# start of THE DATA

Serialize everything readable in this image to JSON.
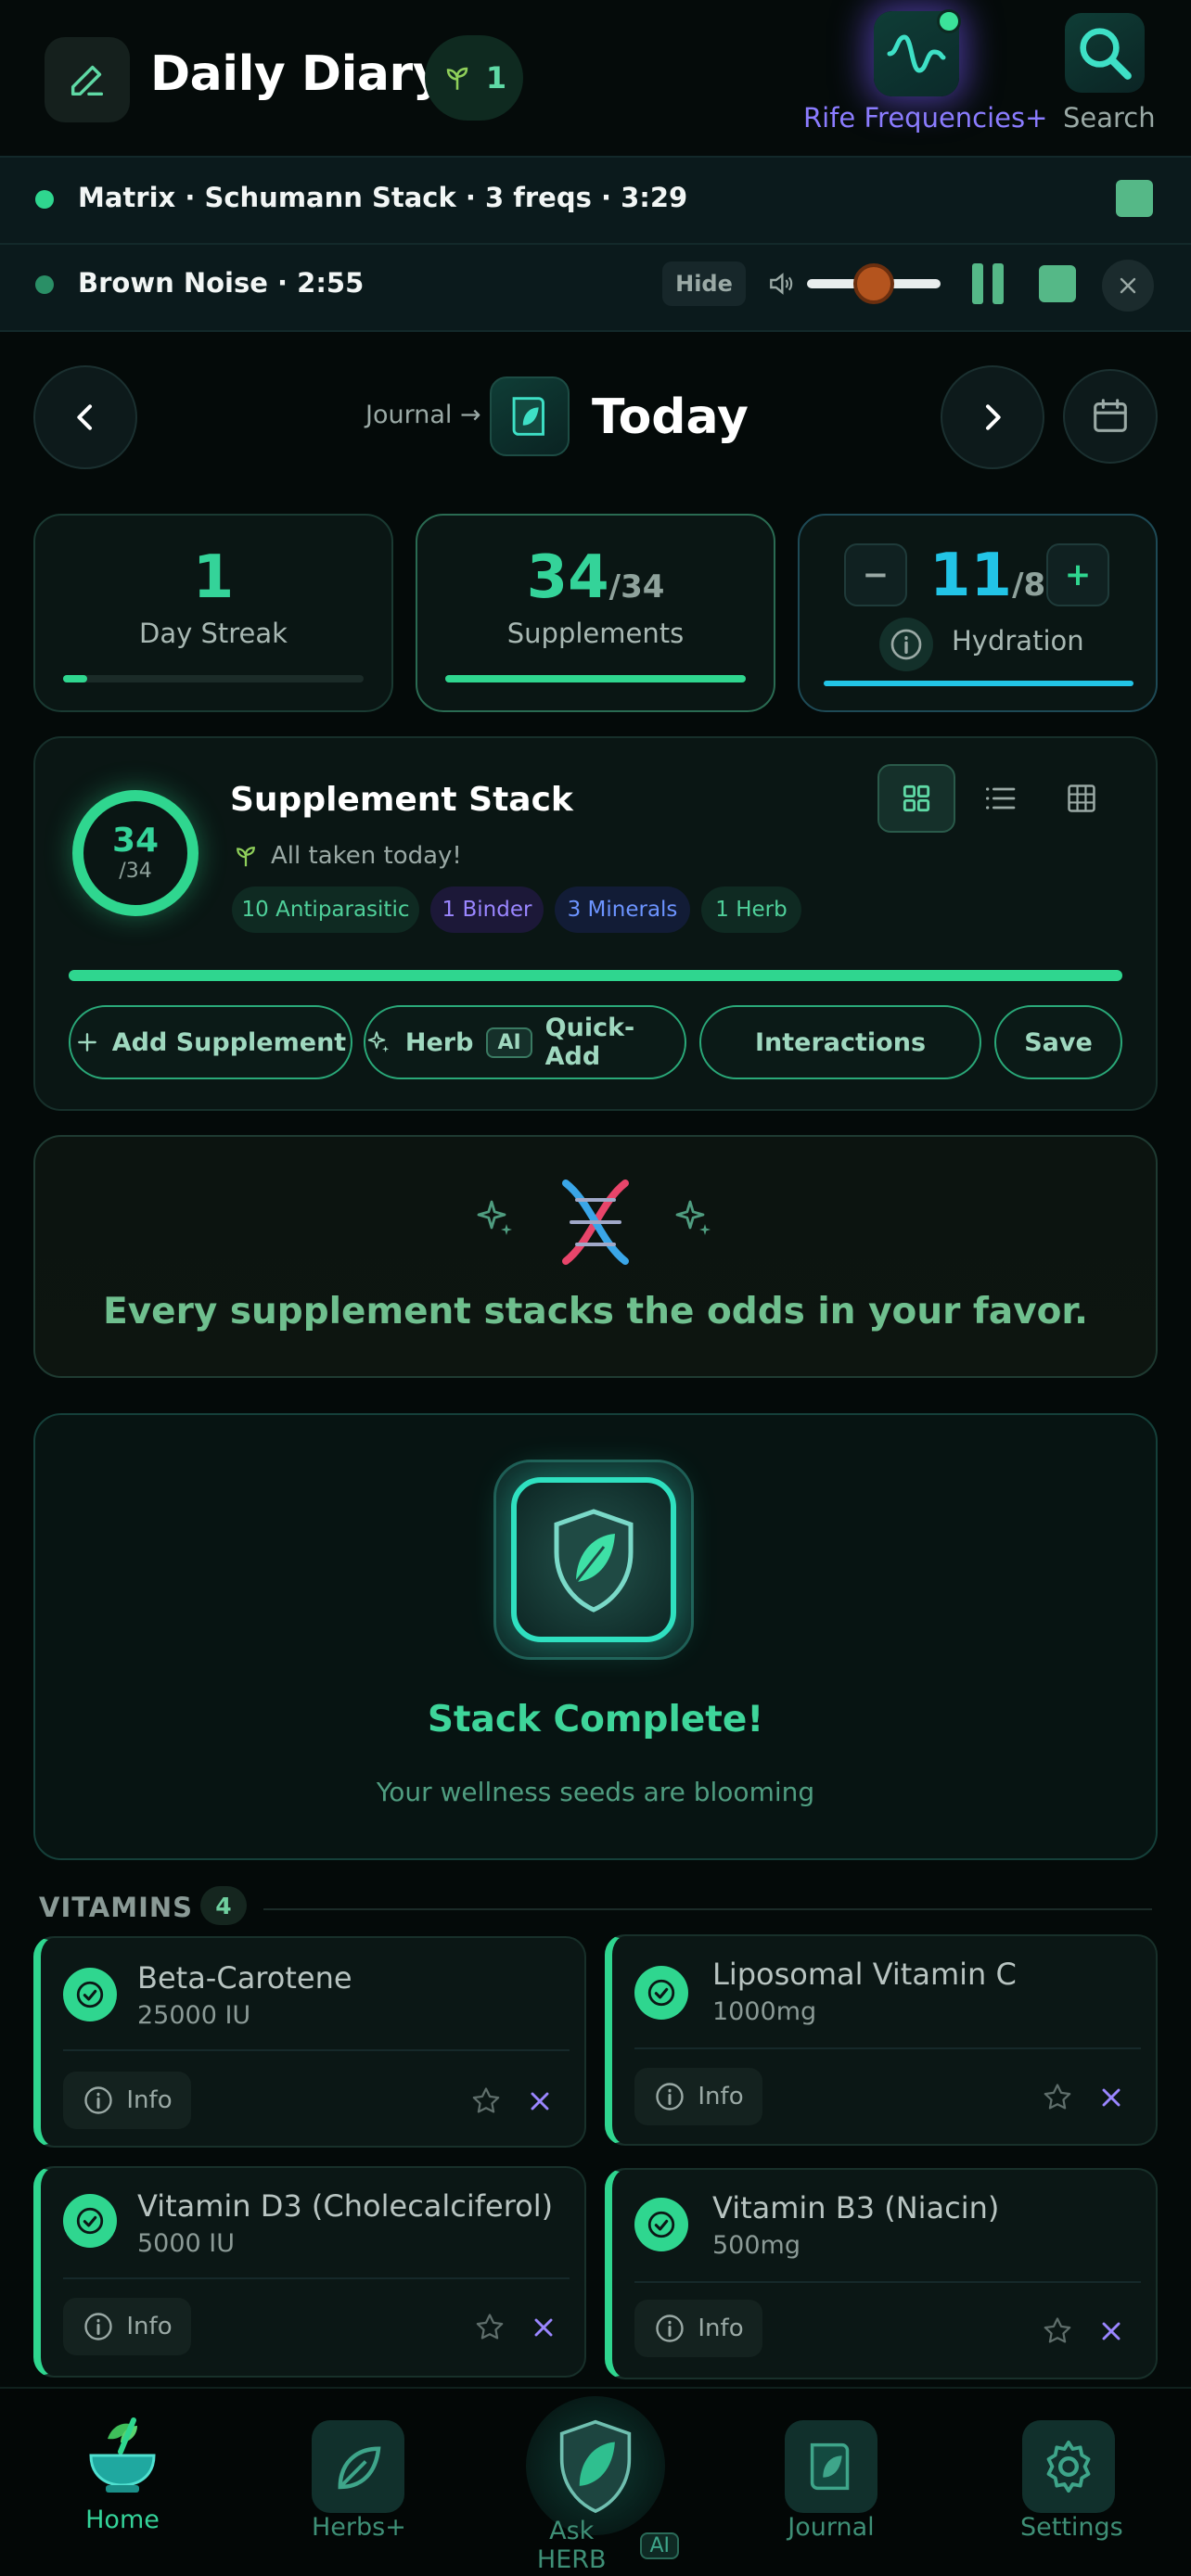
{
  "header": {
    "title": "Daily Diary",
    "streak_count": "1",
    "rife_label": "Rife Frequencies+",
    "search_label": "Search"
  },
  "audio": {
    "track1": "Matrix · Schumann Stack · 3 freqs · 3:29",
    "track2": "Brown Noise · 2:55",
    "hide_label": "Hide",
    "volume": 0.5
  },
  "nav": {
    "crumb": "Journal →",
    "title": "Today"
  },
  "stats": {
    "streak_value": "1",
    "streak_label": "Day Streak",
    "streak_progress": 0.08,
    "supp_value": "34",
    "supp_total": "/34",
    "supp_label": "Supplements",
    "supp_progress": 1.0,
    "hydration_value": "11",
    "hydration_total": "/8",
    "hydration_label": "Hydration",
    "hydration_progress": 1.0,
    "minus": "−",
    "plus": "+"
  },
  "stack": {
    "ring_value": "34",
    "ring_total": "/34",
    "title": "Supplement Stack",
    "subtitle": "All taken today!",
    "chips": [
      "10 Antiparasitic",
      "1 Binder",
      "3 Minerals",
      "1 Herb"
    ],
    "progress": 1.0,
    "actions": {
      "add": "Add Supplement",
      "herb": "Herb",
      "ai": "AI",
      "quick_add": "Quick-Add",
      "interactions": "Interactions",
      "save": "Save"
    }
  },
  "quote": {
    "text": "Every supplement stacks the odds in your favor."
  },
  "complete": {
    "title": "Stack Complete!",
    "subtitle": "Your wellness seeds are blooming"
  },
  "vitamins": {
    "section": "VITAMINS",
    "count": "4",
    "info_label": "Info",
    "items": [
      {
        "name": "Beta-Carotene",
        "dose": "25000 IU"
      },
      {
        "name": "Liposomal Vitamin C",
        "dose": "1000mg"
      },
      {
        "name": "Vitamin D3 (Cholecalciferol)",
        "dose": "5000 IU"
      },
      {
        "name": "Vitamin B3 (Niacin)",
        "dose": "500mg"
      }
    ]
  },
  "tabs": {
    "home": "Home",
    "herbs": "Herbs+",
    "ask": "Ask HERB",
    "ask_ai": "AI",
    "journal": "Journal",
    "settings": "Settings"
  },
  "colors": {
    "accent": "#34d399",
    "cyan": "#22c4e6",
    "purple": "#8b7cff"
  }
}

# end of THE DATA

Reproduce each line exactly, please, except for any pictures.

Serialize everything readable in this image to JSON.
{
  "header": {
    "title": "Daily Diary",
    "streak_count": "1",
    "rife_label": "Rife Frequencies+",
    "search_label": "Search"
  },
  "audio": {
    "track1": "Matrix · Schumann Stack · 3 freqs · 3:29",
    "track2": "Brown Noise · 2:55",
    "hide_label": "Hide",
    "volume": 0.5
  },
  "nav": {
    "crumb": "Journal →",
    "title": "Today"
  },
  "stats": {
    "streak_value": "1",
    "streak_label": "Day Streak",
    "streak_progress": 0.08,
    "supp_value": "34",
    "supp_total": "/34",
    "supp_label": "Supplements",
    "supp_progress": 1.0,
    "hydration_value": "11",
    "hydration_total": "/8",
    "hydration_label": "Hydration",
    "hydration_progress": 1.0,
    "minus": "−",
    "plus": "+"
  },
  "stack": {
    "ring_value": "34",
    "ring_total": "/34",
    "title": "Supplement Stack",
    "subtitle": "All taken today!",
    "chips": [
      "10 Antiparasitic",
      "1 Binder",
      "3 Minerals",
      "1 Herb"
    ],
    "progress": 1.0,
    "actions": {
      "add": "Add Supplement",
      "herb": "Herb",
      "ai": "AI",
      "quick_add": "Quick-Add",
      "interactions": "Interactions",
      "save": "Save"
    }
  },
  "quote": {
    "text": "Every supplement stacks the odds in your favor."
  },
  "complete": {
    "title": "Stack Complete!",
    "subtitle": "Your wellness seeds are blooming"
  },
  "vitamins": {
    "section": "VITAMINS",
    "count": "4",
    "info_label": "Info",
    "items": [
      {
        "name": "Beta-Carotene",
        "dose": "25000 IU"
      },
      {
        "name": "Liposomal Vitamin C",
        "dose": "1000mg"
      },
      {
        "name": "Vitamin D3 (Cholecalciferol)",
        "dose": "5000 IU"
      },
      {
        "name": "Vitamin B3 (Niacin)",
        "dose": "500mg"
      }
    ]
  },
  "tabs": {
    "home": "Home",
    "herbs": "Herbs+",
    "ask": "Ask HERB",
    "ask_ai": "AI",
    "journal": "Journal",
    "settings": "Settings"
  },
  "colors": {
    "accent": "#34d399",
    "cyan": "#22c4e6",
    "purple": "#8b7cff"
  }
}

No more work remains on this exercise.